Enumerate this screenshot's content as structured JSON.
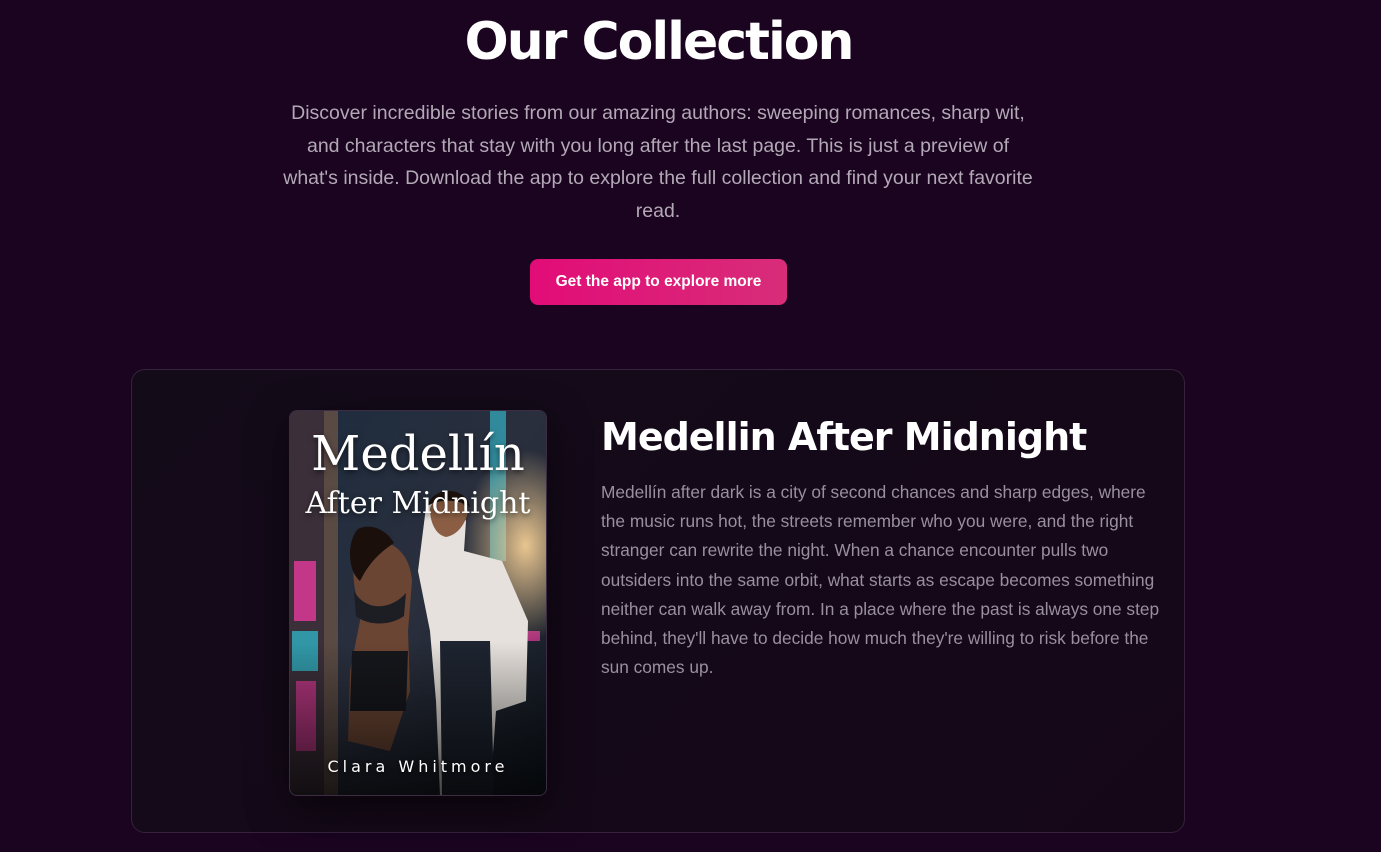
{
  "header": {
    "title": "Our Collection",
    "intro": "Discover incredible stories from our amazing authors: sweeping romances, sharp wit, and characters that stay with you long after the last page. This is just a preview of what's inside. Download the app to explore the full collection and find your next favorite read.",
    "cta_label": "Get the app to explore more"
  },
  "book": {
    "cover_title_line1": "Medellín",
    "cover_title_line2": "After Midnight",
    "cover_author": "Clara Whitmore",
    "title": "Medellin After Midnight",
    "description": "Medellín after dark is a city of second chances and sharp edges, where the music runs hot, the streets remember who you were, and the right stranger can rewrite the night. When a chance encounter pulls two outsiders into the same orbit, what starts as escape becomes something neither can walk away from. In a place where the past is always one step behind, they'll have to decide how much they're willing to risk before the sun comes up."
  },
  "colors": {
    "background": "#1a0420",
    "accent": "#e20c77",
    "title_text": "#ffffff",
    "body_text": "#b3a9b6",
    "card_border": "#35233b"
  }
}
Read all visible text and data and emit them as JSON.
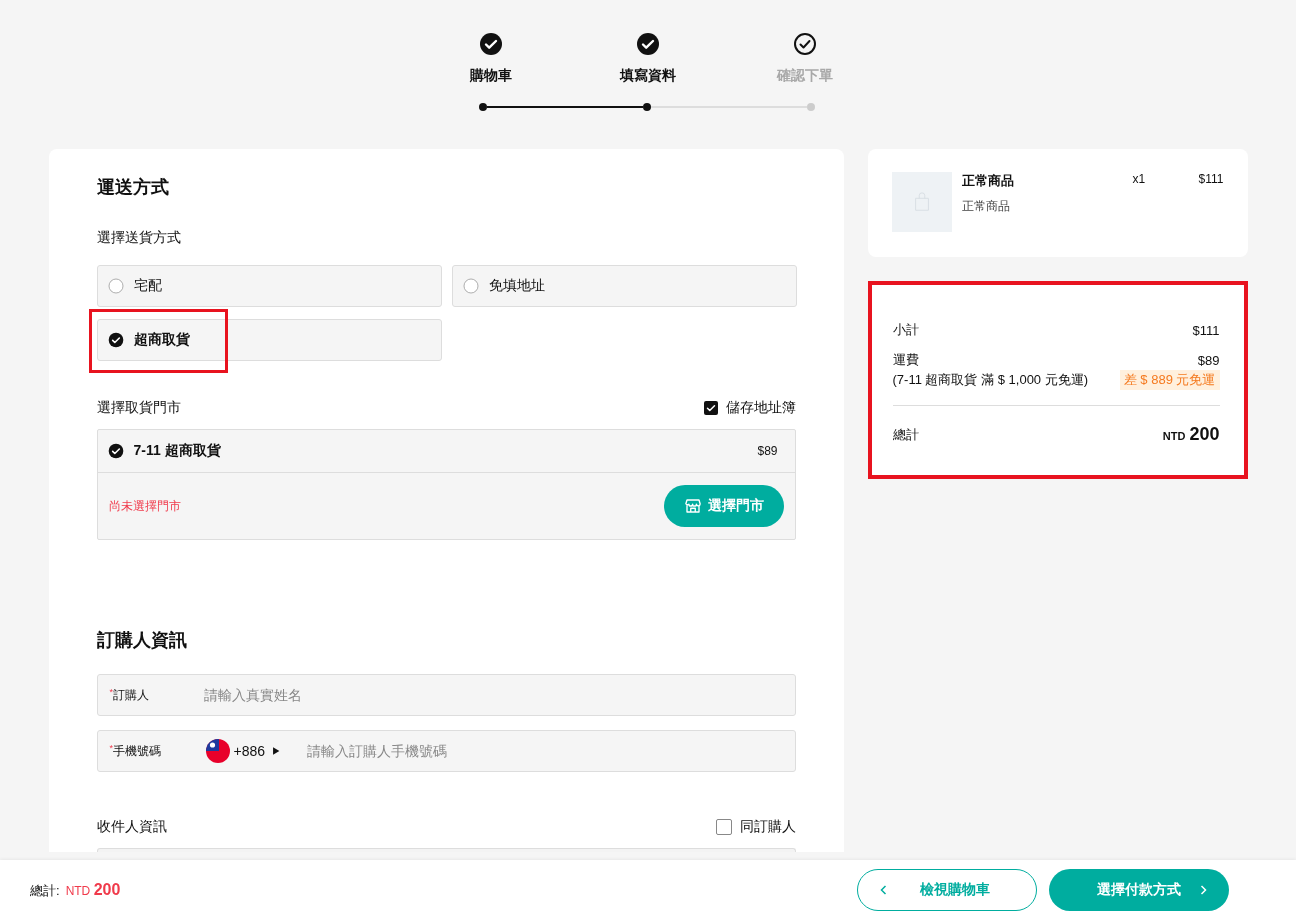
{
  "steps": [
    {
      "label": "購物車",
      "completed": true
    },
    {
      "label": "填寫資料",
      "completed": true
    },
    {
      "label": "確認下單",
      "completed": false
    }
  ],
  "shipping": {
    "title": "運送方式",
    "method_label": "選擇送貨方式",
    "methods": [
      {
        "label": "宅配",
        "selected": false,
        "highlighted": false
      },
      {
        "label": "免填地址",
        "selected": false,
        "highlighted": false
      },
      {
        "label": "超商取貨",
        "selected": true,
        "highlighted": true
      }
    ],
    "store_label": "選擇取貨門市",
    "save_address": {
      "label": "儲存地址簿",
      "checked": true
    },
    "store": {
      "name": "7-11 超商取貨",
      "selected": true,
      "price": "$89",
      "status": "尚未選擇門市",
      "button": "選擇門市"
    }
  },
  "buyer": {
    "title": "訂購人資訊",
    "fields": [
      {
        "kind": "text",
        "required_mark": "*",
        "label": "訂購人",
        "placeholder": "請輸入真實姓名"
      },
      {
        "kind": "phone",
        "required_mark": "*",
        "label": "手機號碼",
        "country_code": "+886",
        "placeholder": "請輸入訂購人手機號碼"
      }
    ]
  },
  "recipient": {
    "title": "收件人資訊",
    "same_as_buyer": {
      "label": "同訂購人",
      "checked": false
    }
  },
  "cart_item": {
    "name": "正常商品",
    "variant": "正常商品",
    "quantity": "x1",
    "price": "$111"
  },
  "summary": {
    "highlighted": true,
    "subtotal_label": "小計",
    "subtotal": "$111",
    "shipping_label": "運費",
    "shipping": "$89",
    "shipping_note": "(7-11 超商取貨 滿 $ 1,000 元免運)",
    "free_shipping_badge": "差 $ 889 元免運",
    "total_label": "總計",
    "total_currency": "NTD",
    "total": "200"
  },
  "footer": {
    "total_label": "總計:",
    "currency": "NTD",
    "total": "200",
    "back_button": "檢視購物車",
    "next_button": "選擇付款方式"
  }
}
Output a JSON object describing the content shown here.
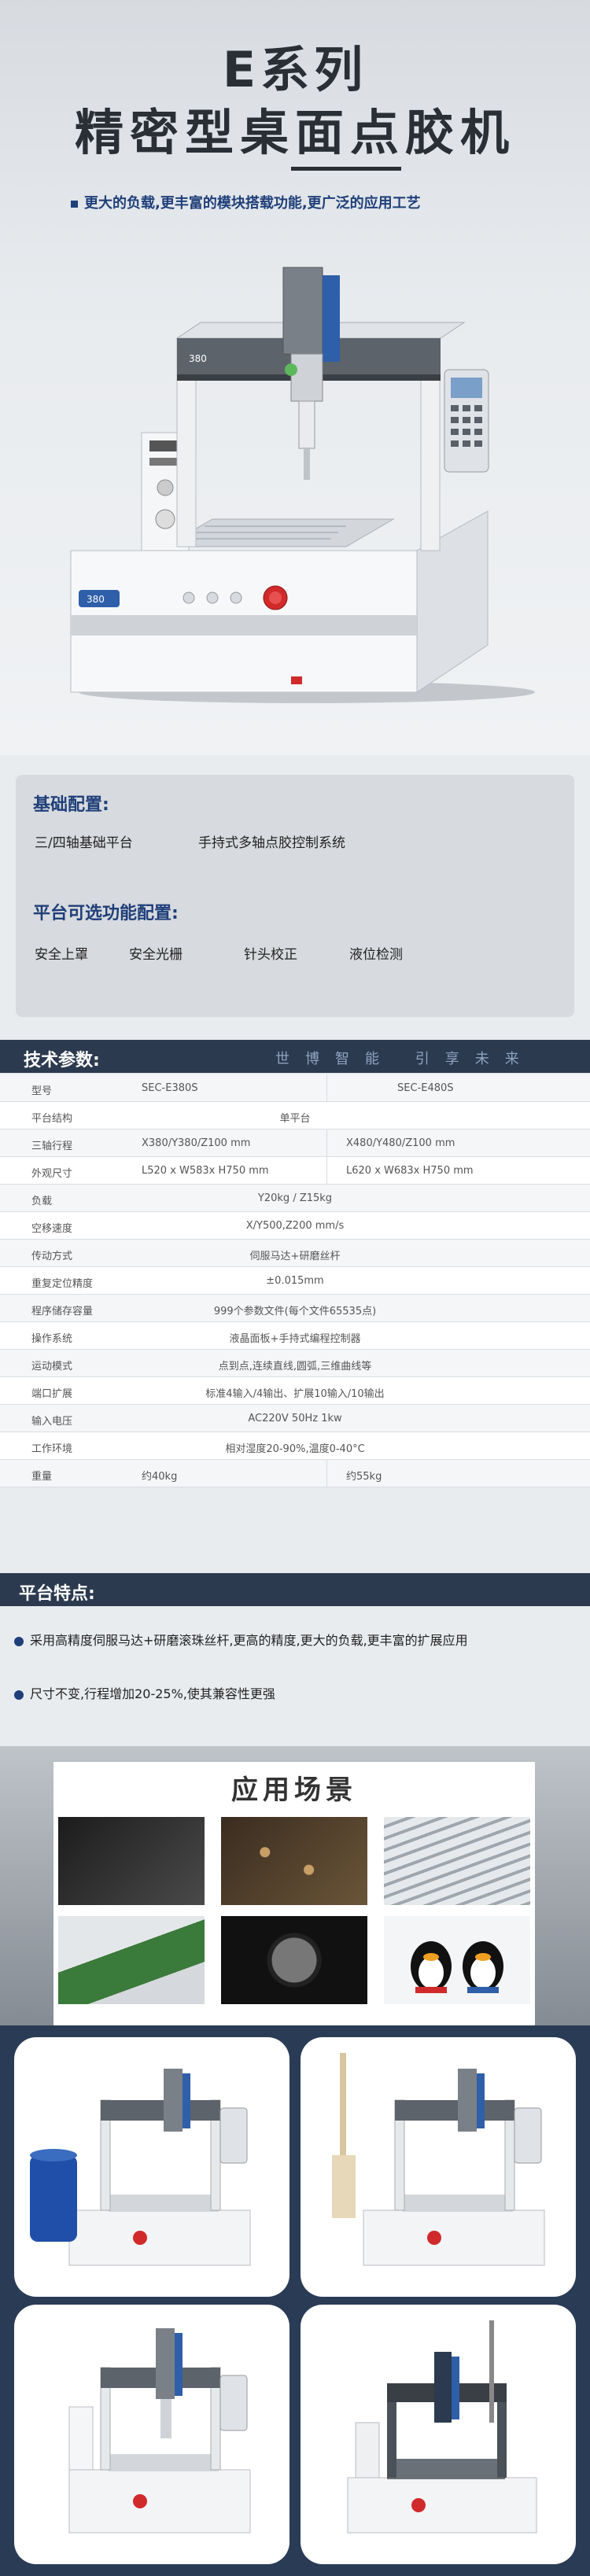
{
  "hero": {
    "title_line1": "E系列",
    "title_line2": "精密型桌面点胶机",
    "tagline": "更大的负载,更丰富的模块搭载功能,更广泛的应用工艺",
    "machine_logo": "380"
  },
  "config": {
    "basic_heading": "基础配置:",
    "basic_items": [
      "三/四轴基础平台",
      "手持式多轴点胶控制系统"
    ],
    "optional_heading": "平台可选功能配置:",
    "optional_items": [
      "安全上罩",
      "安全光栅",
      "针头校正",
      "液位检测"
    ]
  },
  "spec": {
    "heading": "技术参数:",
    "motto": "世博智能 引享未来",
    "rows": [
      {
        "k": "型号",
        "a": "SEC-E380S",
        "b": "SEC-E480S",
        "split": true
      },
      {
        "k": "平台结构",
        "a": "单平台",
        "split": false
      },
      {
        "k": "三轴行程",
        "a": "X380/Y380/Z100 mm",
        "b": "X480/Y480/Z100 mm",
        "split": true
      },
      {
        "k": "外观尺寸",
        "a": "L520 x W583x H750 mm",
        "b": "L620 x W683x H750 mm",
        "split": true
      },
      {
        "k": "负载",
        "a": "Y20kg / Z15kg",
        "split": false
      },
      {
        "k": "空移速度",
        "a": "X/Y500,Z200 mm/s",
        "split": false
      },
      {
        "k": "传动方式",
        "a": "伺服马达+研磨丝杆",
        "split": false
      },
      {
        "k": "重复定位精度",
        "a": "±0.015mm",
        "split": false
      },
      {
        "k": "程序储存容量",
        "a": "999个参数文件(每个文件65535点)",
        "split": false
      },
      {
        "k": "操作系统",
        "a": "液晶面板+手持式编程控制器",
        "split": false
      },
      {
        "k": "运动模式",
        "a": "点到点,连续直线,圆弧,三维曲线等",
        "split": false
      },
      {
        "k": "端口扩展",
        "a": "标准4输入/4输出、扩展10输入/10输出",
        "split": false
      },
      {
        "k": "输入电压",
        "a": "AC220V 50Hz 1kw",
        "split": false
      },
      {
        "k": "工作环境",
        "a": "相对湿度20-90%,温度0-40°C",
        "split": false
      },
      {
        "k": "重量",
        "a": "约40kg",
        "b": "约55kg",
        "split": true
      }
    ]
  },
  "features": {
    "heading": "平台特点:",
    "items": [
      "采用高精度伺服马达+研磨滚珠丝杆,更高的精度,更大的负载,更丰富的扩展应用",
      "尺寸不变,行程增加20-25%,使其兼容性更强"
    ]
  },
  "applications": {
    "title": "应用场景"
  },
  "colors": {
    "brand_navy": "#2b3a4f",
    "brand_blue": "#1f3f7a",
    "accent_red": "#d12a2a"
  }
}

********************

SHORT EXERCISE ->
Each entry above is to be written out again unchanged, apart from the pictures, which are left out.

COMPLETED TASK ->
Enumerate this screenshot's content as structured JSON.
{
  "header": {
    "title": "Our Collection",
    "intro": "Discover incredible stories from our amazing authors: sweeping romances, sharp wit, and characters that stay with you long after the last page. This is just a preview of what's inside. Download the app to explore the full collection and find your next favorite read.",
    "cta_label": "Get the app to explore more"
  },
  "book": {
    "cover_title_line1": "Medellín",
    "cover_title_line2": "After Midnight",
    "cover_author": "Clara Whitmore",
    "title": "Medellin After Midnight",
    "description": "Medellín after dark is a city of second chances and sharp edges, where the music runs hot, the streets remember who you were, and the right stranger can rewrite the night. When a chance encounter pulls two outsiders into the same orbit, what starts as escape becomes something neither can walk away from. In a place where the past is always one step behind, they'll have to decide how much they're willing to risk before the sun comes up."
  },
  "colors": {
    "background": "#1a0420",
    "accent": "#e20c77",
    "title_text": "#ffffff",
    "body_text": "#b3a9b6",
    "card_border": "#35233b"
  }
}
Read all visible text and data and emit them as JSON.
{
  "steps": [
    {
      "label": "購物車",
      "completed": true
    },
    {
      "label": "填寫資料",
      "completed": true
    },
    {
      "label": "確認下單",
      "completed": false
    }
  ],
  "shipping": {
    "title": "運送方式",
    "method_label": "選擇送貨方式",
    "methods": [
      {
        "label": "宅配",
        "selected": false,
        "highlighted": false
      },
      {
        "label": "免填地址",
        "selected": false,
        "highlighted": false
      },
      {
        "label": "超商取貨",
        "selected": true,
        "highlighted": true
      }
    ],
    "store_label": "選擇取貨門市",
    "save_address": {
      "label": "儲存地址簿",
      "checked": true
    },
    "store": {
      "name": "7-11 超商取貨",
      "selected": true,
      "price": "$89",
      "status": "尚未選擇門市",
      "button": "選擇門市"
    }
  },
  "buyer": {
    "title": "訂購人資訊",
    "fields": [
      {
        "kind": "text",
        "required_mark": "*",
        "label": "訂購人",
        "placeholder": "請輸入真實姓名"
      },
      {
        "kind": "phone",
        "required_mark": "*",
        "label": "手機號碼",
        "country_code": "+886",
        "placeholder": "請輸入訂購人手機號碼"
      }
    ]
  },
  "recipient": {
    "title": "收件人資訊",
    "same_as_buyer": {
      "label": "同訂購人",
      "checked": false
    }
  },
  "cart_item": {
    "name": "正常商品",
    "variant": "正常商品",
    "quantity": "x1",
    "price": "$111"
  },
  "summary": {
    "highlighted": true,
    "subtotal_label": "小計",
    "subtotal": "$111",
    "shipping_label": "運費",
    "shipping": "$89",
    "shipping_note": "(7-11 超商取貨 滿 $ 1,000 元免運)",
    "free_shipping_badge": "差 $ 889 元免運",
    "total_label": "總計",
    "total_currency": "NTD",
    "total": "200"
  },
  "footer": {
    "total_label": "總計:",
    "currency": "NTD",
    "total": "200",
    "back_button": "檢視購物車",
    "next_button": "選擇付款方式"
  }
}
Output a JSON object describing the content shown here.
{
  "hero": {
    "title_line1": "E系列",
    "title_line2": "精密型桌面点胶机",
    "tagline": "更大的负载,更丰富的模块搭载功能,更广泛的应用工艺",
    "machine_logo": "380"
  },
  "config": {
    "basic_heading": "基础配置:",
    "basic_items": [
      "三/四轴基础平台",
      "手持式多轴点胶控制系统"
    ],
    "optional_heading": "平台可选功能配置:",
    "optional_items": [
      "安全上罩",
      "安全光栅",
      "针头校正",
      "液位检测"
    ]
  },
  "spec": {
    "heading": "技术参数:",
    "motto": "世博智能 引享未来",
    "rows": [
      {
        "k": "型号",
        "a": "SEC-E380S",
        "b": "SEC-E480S",
        "split": true
      },
      {
        "k": "平台结构",
        "a": "单平台",
        "split": false
      },
      {
        "k": "三轴行程",
        "a": "X380/Y380/Z100 mm",
        "b": "X480/Y480/Z100 mm",
        "split": true
      },
      {
        "k": "外观尺寸",
        "a": "L520 x W583x H750 mm",
        "b": "L620 x W683x H750 mm",
        "split": true
      },
      {
        "k": "负载",
        "a": "Y20kg / Z15kg",
        "split": false
      },
      {
        "k": "空移速度",
        "a": "X/Y500,Z200 mm/s",
        "split": false
      },
      {
        "k": "传动方式",
        "a": "伺服马达+研磨丝杆",
        "split": false
      },
      {
        "k": "重复定位精度",
        "a": "±0.015mm",
        "split": false
      },
      {
        "k": "程序储存容量",
        "a": "999个参数文件(每个文件65535点)",
        "split": false
      },
      {
        "k": "操作系统",
        "a": "液晶面板+手持式编程控制器",
        "split": false
      },
      {
        "k": "运动模式",
        "a": "点到点,连续直线,圆弧,三维曲线等",
        "split": false
      },
      {
        "k": "端口扩展",
        "a": "标准4输入/4输出、扩展10输入/10输出",
        "split": false
      },
      {
        "k": "输入电压",
        "a": "AC220V 50Hz 1kw",
        "split": false
      },
      {
        "k": "工作环境",
        "a": "相对湿度20-90%,温度0-40°C",
        "split": false
      },
      {
        "k": "重量",
        "a": "约40kg",
        "b": "约55kg",
        "split": true
      }
    ]
  },
  "features": {
    "heading": "平台特点:",
    "items": [
      "采用高精度伺服马达+研磨滚珠丝杆,更高的精度,更大的负载,更丰富的扩展应用",
      "尺寸不变,行程增加20-25%,使其兼容性更强"
    ]
  },
  "applications": {
    "title": "应用场景"
  },
  "colors": {
    "brand_navy": "#2b3a4f",
    "brand_blue": "#1f3f7a",
    "accent_red": "#d12a2a"
  }
}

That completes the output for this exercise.